Todo livro didático é um objeto atuante numa sala de aula e compõe um sistema complexo de ações.
O ensino de língua portuguesa na escola brasileira é uma realidade tardia. Data de 1838 seu ingresso no currículo do Ensino Secundário do Colégio Pedro II. Ainda assim somente durante o primeiro ano dessa fase de ensino e como preparação para o trivium (gramática, retórica e lógica) em latim.
Mesmo depois que o trivium deu origem a uma só disciplina, português, o material de apoio ao professor era, sobretudo, a Antologia nacional, coletânea de textos literários que eram vistos como modelos do bem-escrever e gramáticas filosóficas. Os textos eram utilizados como ponto de partida para a leitura e a recitação, o estudo do vocabulário, da gramática normativa e da gramática histórica. Em outras palavras, o texto era pretexto (Geraldi, 1984) para outras atividades didáticas ou objetos de estudo.
Grande parte da população era analfabeta, mesmo já bem adentrado o século XX, e a escola era pensada para uma elite mais ou menos homogênea, como momento de preparação para os exames preparatórios para os poucos cursos superiores existentes. Além disso, a não-obrigatoriedade da conclusão, até 1931, do secundário e a falta de seriedade dos exames preparatórios, onde grassava a corrupção, tornava a escola um espaço submetidos as exigências desses exames.

....

- **Tarefas a cumprir**:
- a) Segundo o trecho sobre o ensino de português, por que o texto literário era um "pretexto" nas aulas? Responda em até três frases.
- b) Transcreva do trecho sobre o ensino de português a passagem que começa em "Todo livro didático" e vai até "lógica) em latim.", incluindo estas últimas palavras.

....

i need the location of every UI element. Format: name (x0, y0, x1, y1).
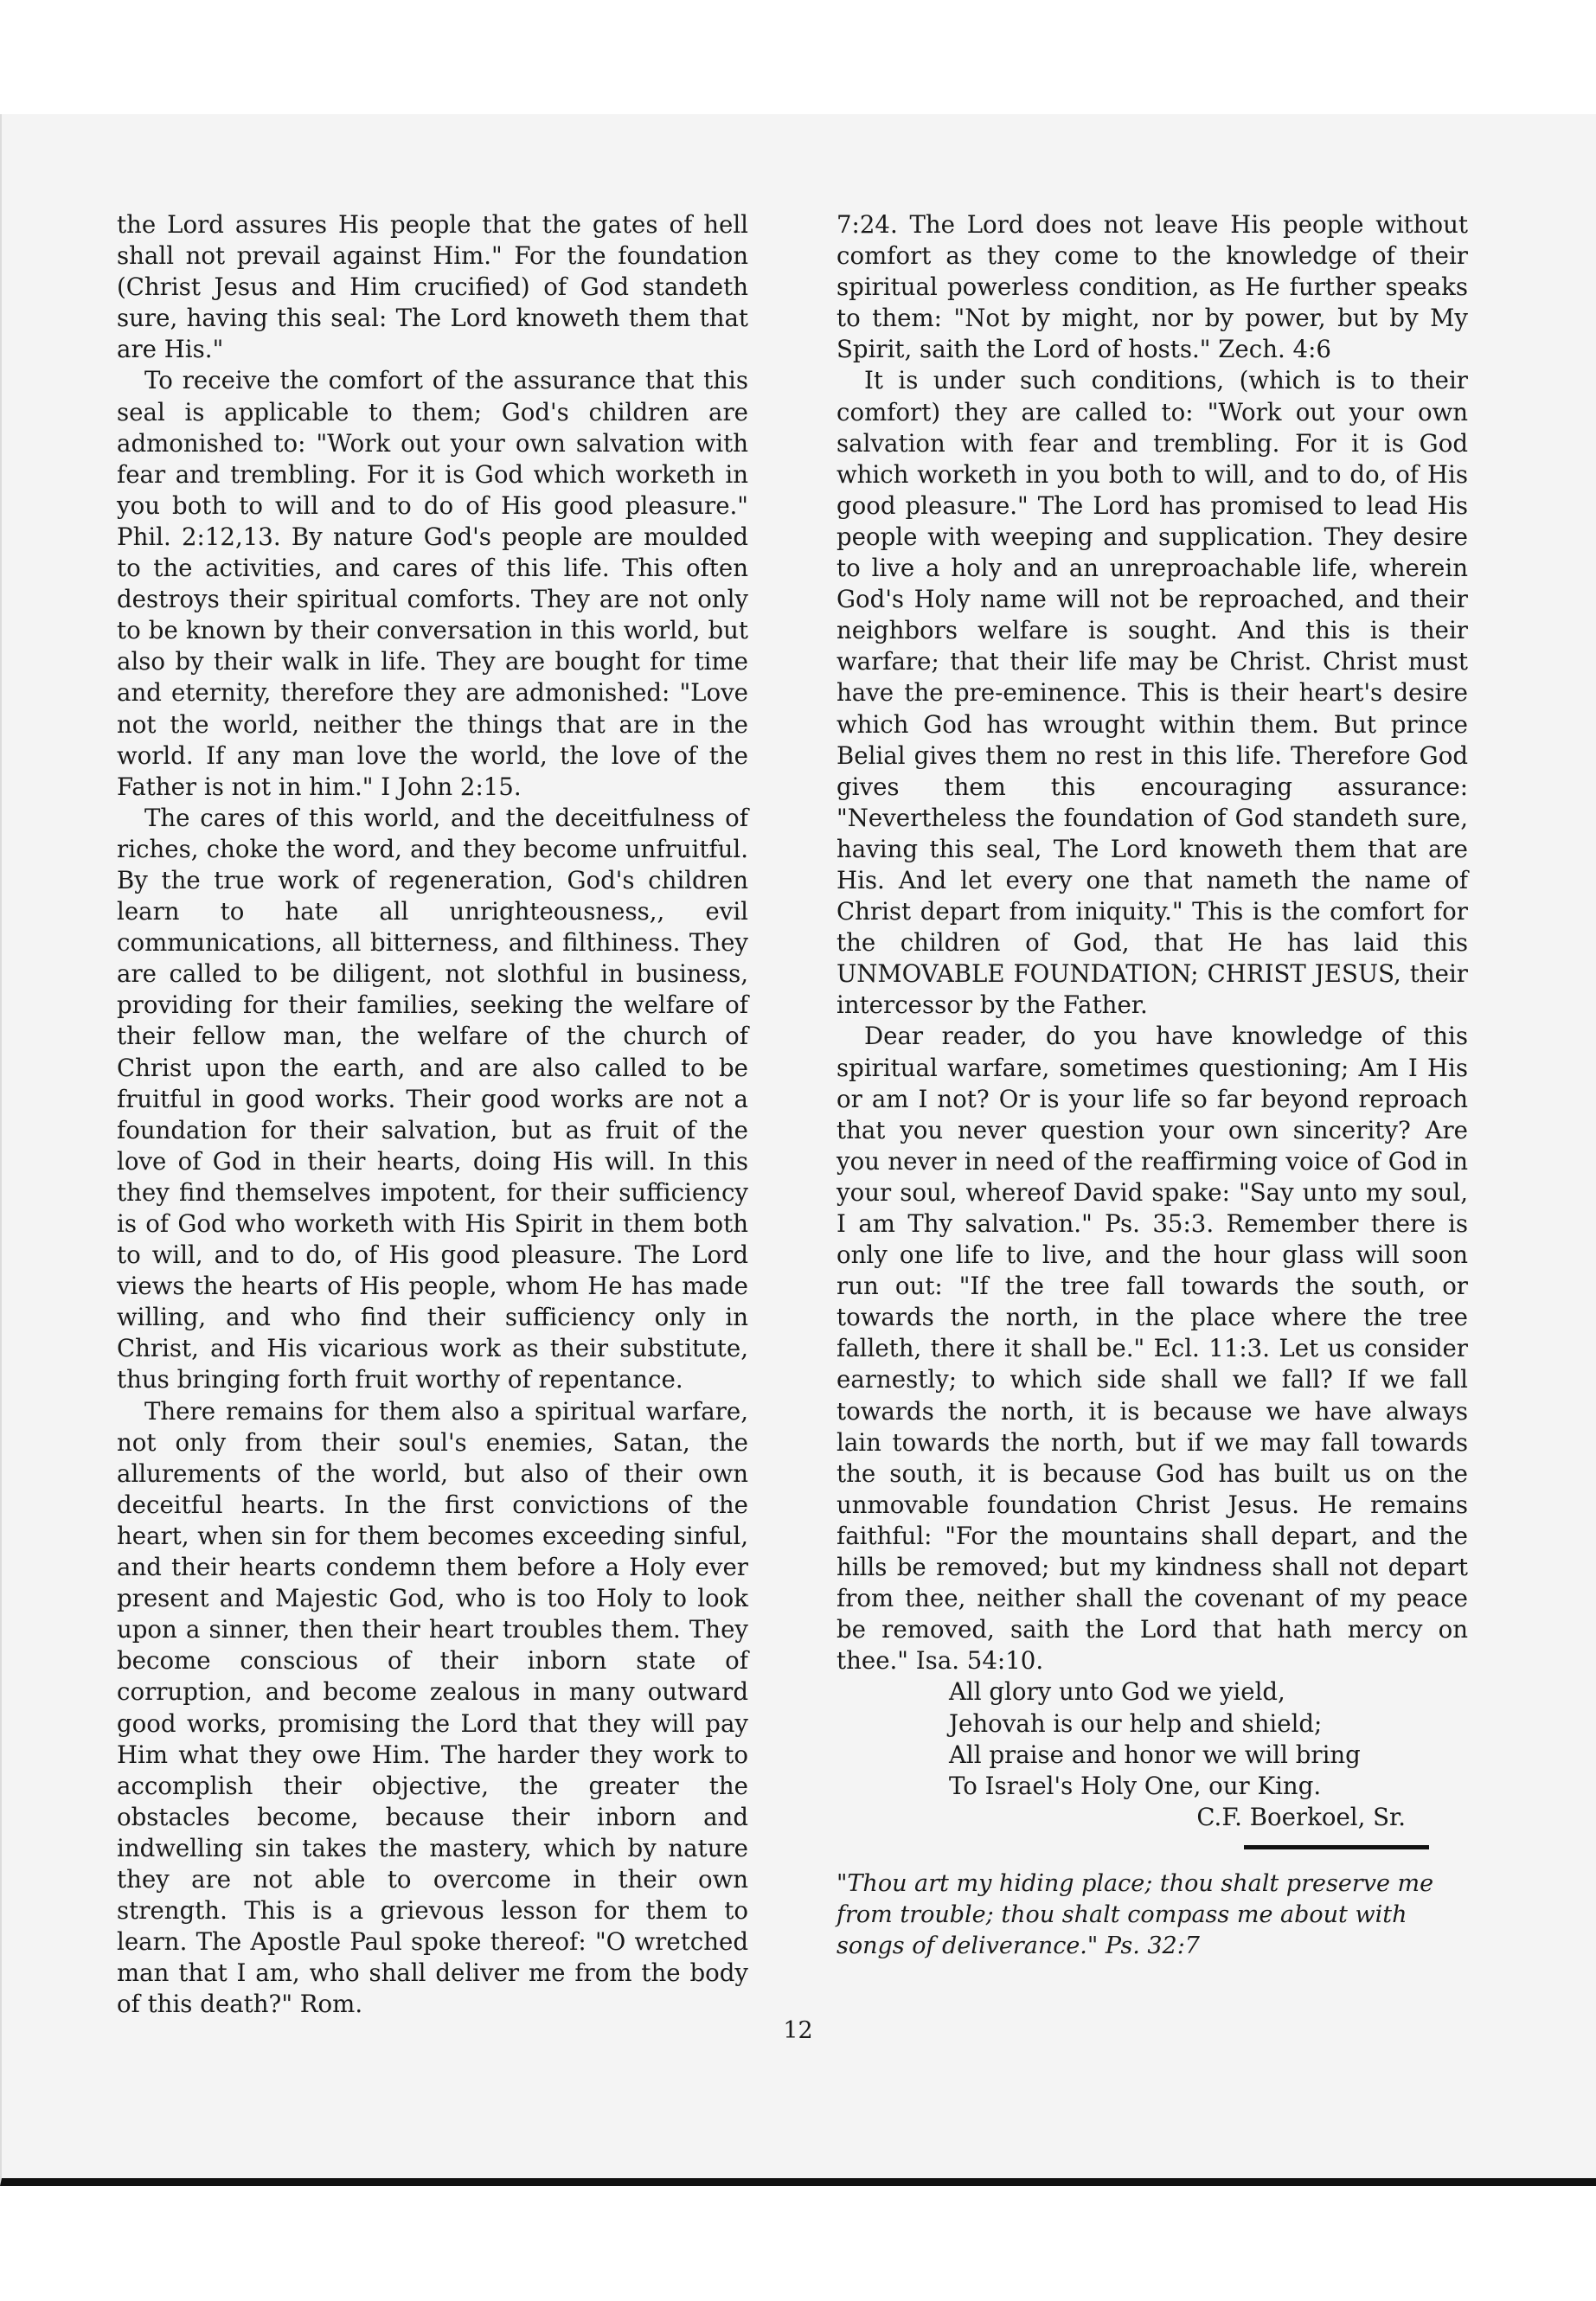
poem-line-2: Jehovah is our help and shield; (949, 1708, 1323, 1738)
left-paragraph-1: the Lord assures His people that the gates of hell shall not prevail against Him." For the foundation (Christ Jesus and Him crucified) of God standeth sure, having this seal: The Lord knoweth them that are His." (117, 210, 748, 364)
left-column (117, 209, 748, 2020)
left-paragraph-4: There remains for them also a spiritual warfare, not only from their soul's enemies, Satan, the allurements of the world, but also of their own deceitful hearts. In the first convictions of the heart, when sin for them becomes exceeding sinful, and their hearts condemn them before a Holy ever present and Majestic God, who is too Holy to look upon a sinner, then their heart troubles them. They become conscious of their inborn state of corruption, and become zealous in many outward good works, promising the Lord that they will pay Him what they owe Him. The harder they work to accomplish their objective, the greater the obstacles become, because their inborn and indwelling sin takes the mastery, which by nature they are not able to overcome in their own strength. This is a grievous lesson for them to learn. The Apostle Paul spoke thereof: "O wretched man that I am, who shall deliver me from the body of this death?" Rom. (117, 1396, 748, 2019)
poem-line-1: All glory unto God we yield, (949, 1677, 1285, 1707)
right-paragraph-3: Dear reader, do you have knowledge of this spiritual warfare, sometimes questioning; Am I His or am I not? Or is your life so far beyond reproach that you never question your own sincerity? Are you never in need of the reaffirming voice of God in your soul, whereof David spake: "Say unto my soul, I am Thy salvation." Ps. 35:3. Remember there is only one life to live, and the hour glass will soon run out: "If the tree fall towards the south, or towards the north, in the place where the tree falleth, there it shall be." Ecl. 11:3. Let us consider earnestly; to which side shall we fall? If we fall towards the north, it is because we have always lain towards the north, but if we may fall towards the south, it is because God has built us on the unmovable foundation Christ Jesus. He remains faithful: "For the mountains shall depart, and the hills be removed; but my kindness shall not depart from thee, neither shall the covenant of my peace be removed, saith the Lord that hath mercy on thee." Isa. 54:10. (836, 1022, 1468, 1676)
right-column (836, 209, 1468, 1962)
closing-scripture-quote: "Thou art my hiding place; thou shalt preserve me from trouble; thou shalt compass me about with songs of deliverance." Ps. 32:7 (836, 1869, 1434, 1959)
poem-line-4: To Israel's Holy One, our King. (949, 1771, 1322, 1800)
closing-poem (949, 1676, 1468, 1832)
page-number: 12 (783, 2017, 813, 2044)
poem-line-3: All praise and honor we will bring (949, 1740, 1361, 1769)
author-signature: C.F. Boerkoel, Sr. (1196, 1802, 1406, 1831)
section-divider (1244, 1845, 1429, 1849)
right-paragraph-1: 7:24. The Lord does not leave His people without comfort as they come to the knowledge of their spiritual powerless condition, as He further speaks to them: "Not by might, nor by power, but by My Spirit, saith the Lord of hosts." Zech. 4:6 (836, 210, 1468, 364)
right-paragraph-2: It is under such conditions, (which is to their comfort) they are called to: "Work out your own salvation with fear and trembling. For it is God which worketh in you both to will, and to do, of His good pleasure." The Lord has promised to lead His people with weeping and supplication. They desire to live a holy and an unreproachable life, wherein God's Holy name will not be reproached, and their neighbors welfare is sought. And this is their warfare; that their life may be Christ. Christ must have the pre-eminence. This is their heart's desire which God has wrought within them. But prince Belial gives them no rest in this life. Therefore God gives them this encouraging assurance: "Nevertheless the foundation of God standeth sure, having this seal, The Lord knoweth them that are His. And let every one that nameth the name of Christ depart from iniquity." This is the comfort for the children of God, that He has laid this UNMOVABLE FOUNDATION; CHRIST JESUS, their intercessor by the Father. (836, 366, 1468, 1020)
left-paragraph-2: To receive the comfort of the assurance that this seal is applicable to them; God's children are admonished to: "Work out your own salvation with fear and trembling. For it is God which worketh in you both to will and to do of His good pleasure." Phil. 2:12,13. By nature God's people are moulded to the activities, and cares of this life. This often destroys their spiritual comforts. They are not only to be known by their conversation in this world, but also by their walk in life. They are bought for time and eternity, therefore they are admonished: "Love not the world, neither the things that are in the world. If any man love the world, the love of the Father is not in him." I John 2:15. (117, 366, 748, 801)
left-paragraph-3: The cares of this world, and the deceitfulness of riches, choke the word, and they become unfruitful. By the true work of regeneration, God's children learn to hate all unrighteousness,, evil communications, all bitterness, and filthiness. They are called to be diligent, not slothful in business, providing for their families, seeking the welfare of their fellow man, the welfare of the church of Christ upon the earth, and are also called to be fruitful in good works. Their good works are not a foundation for their salvation, but as fruit of the love of God in their hearts, doing His will. In this they find themselves impotent, for their sufficiency is of God who worketh with His Spirit in them both to will, and to do, of His good pleasure. The Lord views the hearts of His people, whom He has made willing, and who find their sufficiency only in Christ, and His vicarious work as their substitute, thus bringing forth fruit worthy of repentance. (117, 803, 748, 1394)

....

- **Resultados por tarefa**:
- a) O texto servia apenas de ponto de partida para outras atividades didáticas ou objetos de estudo. Ele era usado para leitura e recitação e para o estudo do vocabulário, da gramática normativa e da gramática histórica.

- b)
Todo livro didático é um objeto atuante numa sala de aula e compõe um sistema complexo de ações.
O ensino de língua portuguesa na escola brasileira é uma realidade tardia. Data de 1838 seu ingresso no currículo do Ensino Secundário do Colégio Pedro II. Ainda assim somente durante o primeiro ano dessa fase de ensino e como preparação para o trivium (gramática, retórica e lógica) em latim.